● Work required
Find the lines that hold the word "California" and return them.

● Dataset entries
__________________________________________________

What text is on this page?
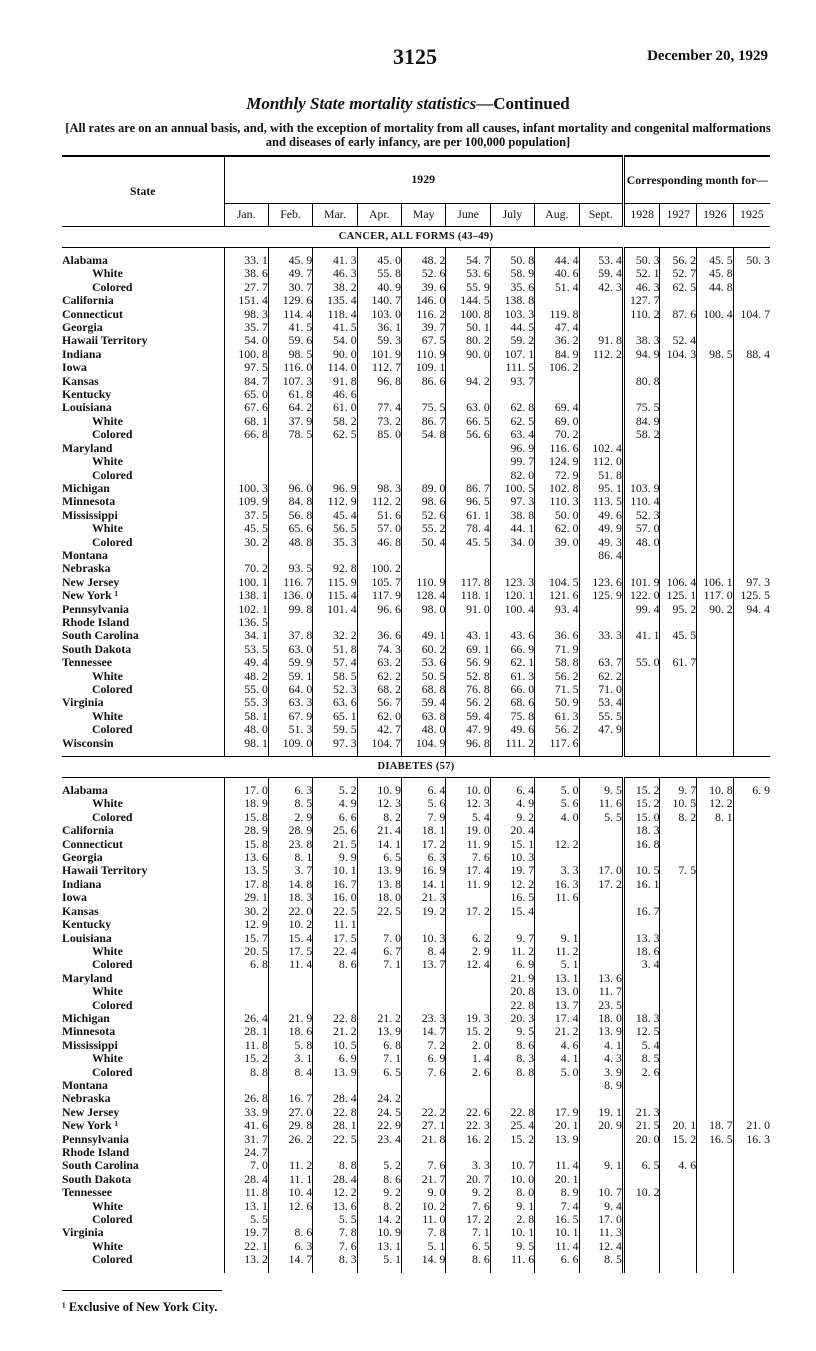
3125	December 20, 1929
Monthly State mortality statistics—Continued
[All rates are on an annual basis, and, with the exception of mortality from all causes, infant mortality and congenital malformations and diseases of early infancy, are per 100,000 population]
State	1929									Corresponding month for—			
	Jan.	Feb.	Mar.	Apr.	May	June	July	Aug.	Sept.	1928	1927	1926	1925
CANCER, ALL FORMS (43–49)													

Alabama	33. 1	45. 9	41. 3	45. 0	48. 2	54. 7	50. 8	44. 4	53. 4	50. 3	56. 2	45. 5	50. 3
White	38. 6	49. 7	46. 3	55. 8	52. 6	53. 6	58. 9	40. 6	59. 4	52. 1	52. 7	45. 8	
Colored	27. 7	30. 7	38. 2	40. 9	39. 6	55. 9	35. 6	51. 4	42. 3	46. 3	62. 5	44. 8	
California	151. 4	129. 6	135. 4	140. 7	146. 0	144. 5	138. 8			127. 7			
Connecticut	98. 3	114. 4	118. 4	103. 0	116. 2	100. 8	103. 3	119. 8		110. 2	87. 6	100. 4	104. 7
Georgia	35. 7	41. 5	41. 5	36. 1	39. 7	50. 1	44. 5	47. 4					
Hawaii Territory	54. 0	59. 6	54. 0	59. 3	67. 5	80. 2	59. 2	36. 2	91. 8	38. 3	52. 4		
Indiana	100. 8	98. 5	90. 0	101. 9	110. 9	90. 0	107. 1	84. 9	112. 2	94. 9	104. 3	98. 5	88. 4
Iowa	97. 5	116. 0	114. 0	112. 7	109. 1		111. 5	106. 2					
Kansas	84. 7	107. 3	91. 8	96. 8	86. 6	94. 2	93. 7			80. 8			
Kentucky	65. 0	61. 8	46. 6										
Louisiana	67. 6	64. 2	61. 0	77. 4	75. 5	63. 0	62. 8	69. 4		75. 5			
White	68. 1	37. 9	58. 2	73. 2	86. 7	66. 5	62. 5	69. 0		84. 9			
Colored	66. 8	78. 5	62. 5	85. 0	54. 8	56. 6	63. 4	70. 2		58. 2			
Maryland							96. 9	116. 6	102. 4				
White							99. 7	124. 9	112. 0				
Colored							82. 0	72. 9	51. 8				
Michigan	100. 3	96. 0	96. 9	98. 3	89. 0	86. 7	100. 5	102. 8	95. 1	103. 9			
Minnesota	109. 9	84. 8	112. 9	112. 2	98. 6	96. 5	97. 3	110. 3	113. 5	110. 4			
Mississippi	37. 5	56. 8	45. 4	51. 6	52. 6	61. 1	38. 8	50. 0	49. 6	52. 3			
White	45. 5	65. 6	56. 5	57. 0	55. 2	78. 4	44. 1	62. 0	49. 9	57. 0			
Colored	30. 2	48. 8	35. 3	46. 8	50. 4	45. 5	34. 0	39. 0	49. 3	48. 0			
Montana									86. 4				
Nebraska	70. 2	93. 5	92. 8	100. 2									
New Jersey	100. 1	116. 7	115. 9	105. 7	110. 9	117. 8	123. 3	104. 5	123. 6	101. 9	106. 4	106. 1	97. 3
New York ¹	138. 1	136. 0	115. 4	117. 9	128. 4	118. 1	120. 1	121. 6	125. 9	122. 0	125. 1	117. 0	125. 5
Pennsylvania	102. 1	99. 8	101. 4	96. 6	98. 0	91. 0	100. 4	93. 4		99. 4	95. 2	90. 2	94. 4
Rhode Island	136. 5												
South Carolina	34. 1	37. 8	32. 2	36. 6	49. 1	43. 1	43. 6	36. 6	33. 3	41. 1	45. 5		
South Dakota	53. 5	63. 0	51. 8	74. 3	60. 2	69. 1	66. 9	71. 9					
Tennessee	49. 4	59. 9	57. 4	63. 2	53. 6	56. 9	62. 1	58. 8	63. 7	55. 0	61. 7		
White	48. 2	59. 1	58. 5	62. 2	50. 5	52. 8	61. 3	56. 2	62. 2				
Colored	55. 0	64. 0	52. 3	68. 2	68. 8	76. 8	66. 0	71. 5	71. 0				
Virginia	55. 3	63. 3	63. 6	56. 7	59. 4	56. 2	68. 6	50. 9	53. 4				
White	58. 1	67. 9	65. 1	62. 0	63. 8	59. 4	75. 8	61. 3	55. 5				
Colored	48. 0	51. 3	59. 5	42. 7	48. 0	47. 9	49. 6	56. 2	47. 9				
Wisconsin	98. 1	109. 0	97. 3	104. 7	104. 9	96. 8	111. 2	117. 6					

DIABETES (57)													

Alabama	17. 0	6. 3	5. 2	10. 9	6. 4	10. 0	6. 4	5. 0	9. 5	15. 2	9. 7	10. 8	6. 9
White	18. 9	8. 5	4. 9	12. 3	5. 6	12. 3	4. 9	5. 6	11. 6	15. 2	10. 5	12. 2	
Colored	15. 8	2. 9	6. 6	8. 2	7. 9	5. 4	9. 2	4. 0	5. 5	15. 0	8. 2	8. 1	
California	28. 9	28. 9	25. 6	21. 4	18. 1	19. 0	20. 4			18. 3			
Connecticut	15. 8	23. 8	21. 5	14. 1	17. 2	11. 9	15. 1	12. 2		16. 8			
Georgia	13. 6	8. 1	9. 9	6. 5	6. 3	7. 6	10. 3						
Hawaii Territory	13. 5	3. 7	10. 1	13. 9	16. 9	17. 4	19. 7	3. 3	17. 0	10. 5	7. 5		
Indiana	17. 8	14. 8	16. 7	13. 8	14. 1	11. 9	12. 2	16. 3	17. 2	16. 1			
Iowa	29. 1	18. 3	16. 0	18. 0	21. 3		16. 5	11. 6					
Kansas	30. 2	22. 0	22. 5	22. 5	19. 2	17. 2	15. 4			16. 7			
Kentucky	12. 9	10. 2	11. 1										
Louisiana	15. 7	15. 4	17. 5	7. 0	10. 3	6. 2	9. 7	9. 1		13. 3			
White	20. 5	17. 5	22. 4	6. 7	8. 4	2. 9	11. 2	11. 2		18. 6			
Colored	6. 8	11. 4	8. 6	7. 1	13. 7	12. 4	6. 9	5. 1		3. 4			
Maryland							21. 9	13. 1	13. 6				
White							20. 8	13. 0	11. 7				
Colored							22. 8	13. 7	23. 5				
Michigan	26. 4	21. 9	22. 8	21. 2	23. 3	19. 3	20. 3	17. 4	18. 0	18. 3			
Minnesota	28. 1	18. 6	21. 2	13. 9	14. 7	15. 2	9. 5	21. 2	13. 9	12. 5			
Mississippi	11. 8	5. 8	10. 5	6. 8	7. 2	2. 0	8. 6	4. 6	4. 1	5. 4			
White	15. 2	3. 1	6. 9	7. 1	6. 9	1. 4	8. 3	4. 1	4. 3	8. 5			
Colored	8. 8	8. 4	13. 9	6. 5	7. 6	2. 6	8. 8	5. 0	3. 9	2. 6			
Montana									8. 9				
Nebraska	26. 8	16. 7	28. 4	24. 2									
New Jersey	33. 9	27. 0	22. 8	24. 5	22. 2	22. 6	22. 8	17. 9	19. 1	21. 3			
New York ¹	41. 6	29. 8	28. 1	22. 9	27. 1	22. 3	25. 4	20. 1	20. 9	21. 5	20. 1	18. 7	21. 0
Pennsylvania	31. 7	26. 2	22. 5	23. 4	21. 8	16. 2	15. 2	13. 9		20. 0	15. 2	16. 5	16. 3
Rhode Island	24. 7												
South Carolina	7. 0	11. 2	8. 8	5. 2	7. 6	3. 3	10. 7	11. 4	9. 1	6. 5	4. 6		
South Dakota	28. 4	11. 1	28. 4	8. 6	21. 7	20. 7	10. 0	20. 1					
Tennessee	11. 8	10. 4	12. 2	9. 2	9. 0	9. 2	8. 0	8. 9	10. 7	10. 2			
White	13. 1	12. 6	13. 6	8. 2	10. 2	7. 6	9. 1	7. 4	9. 4				
Colored	5. 5		5. 5	14. 2	11. 0	17. 2	2. 8	16. 5	17. 0				
Virginia	19. 7	8. 6	7. 8	10. 9	7. 8	7. 1	10. 1	10. 1	11. 3				
White	22. 1	6. 3	7. 6	13. 1	5. 1	6. 5	9. 5	11. 4	12. 4				
Colored	13. 2	14. 7	8. 3	5. 1	14. 9	8. 6	11. 6	6. 6	8. 5				

¹ Exclusive of New York City.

__________________________________________________

● Completed task
California	151. 4	129. 6	135. 4	140. 7	146. 0	144. 5	138. 8			127. 7			
California	28. 9	28. 9	25. 6	21. 4	18. 1	19. 0	20. 4			18. 3			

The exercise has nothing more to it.